▶ [TASK TO COMPLETE]:
Copy the data exactly as it appears, and do not include any pictures.

+ + +

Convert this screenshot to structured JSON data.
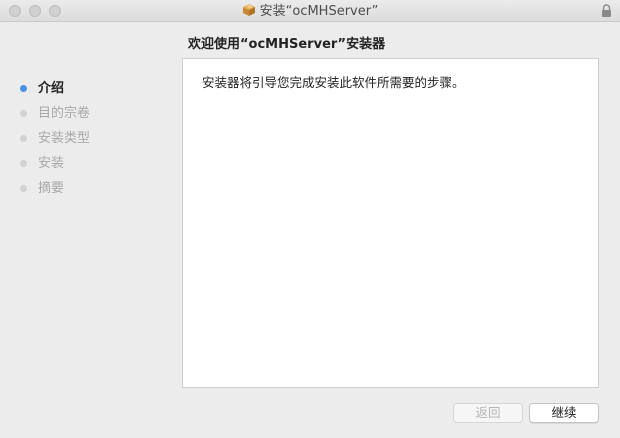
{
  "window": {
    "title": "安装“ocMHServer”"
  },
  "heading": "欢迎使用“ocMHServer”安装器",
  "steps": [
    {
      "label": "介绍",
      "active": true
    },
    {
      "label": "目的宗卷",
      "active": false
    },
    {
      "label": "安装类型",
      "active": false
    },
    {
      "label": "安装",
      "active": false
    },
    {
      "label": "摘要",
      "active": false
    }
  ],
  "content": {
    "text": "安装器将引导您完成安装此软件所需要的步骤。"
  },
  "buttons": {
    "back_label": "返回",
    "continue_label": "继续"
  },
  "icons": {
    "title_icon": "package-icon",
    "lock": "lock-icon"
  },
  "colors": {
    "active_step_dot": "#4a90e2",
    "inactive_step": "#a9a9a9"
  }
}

+ + +

▶ [EXERCISE ANSWER]:
Convert this screenshot to structured JSON data.
{
  "window": {
    "title": "安装“ocMHServer”"
  },
  "heading": "欢迎使用“ocMHServer”安装器",
  "steps": [
    {
      "label": "介绍",
      "active": true
    },
    {
      "label": "目的宗卷",
      "active": false
    },
    {
      "label": "安装类型",
      "active": false
    },
    {
      "label": "安装",
      "active": false
    },
    {
      "label": "摘要",
      "active": false
    }
  ],
  "content": {
    "text": "安装器将引导您完成安装此软件所需要的步骤。"
  },
  "buttons": {
    "back_label": "返回",
    "continue_label": "继续"
  },
  "icons": {
    "title_icon": "package-icon",
    "lock": "lock-icon"
  },
  "colors": {
    "active_step_dot": "#4a90e2",
    "inactive_step": "#a9a9a9"
  }
}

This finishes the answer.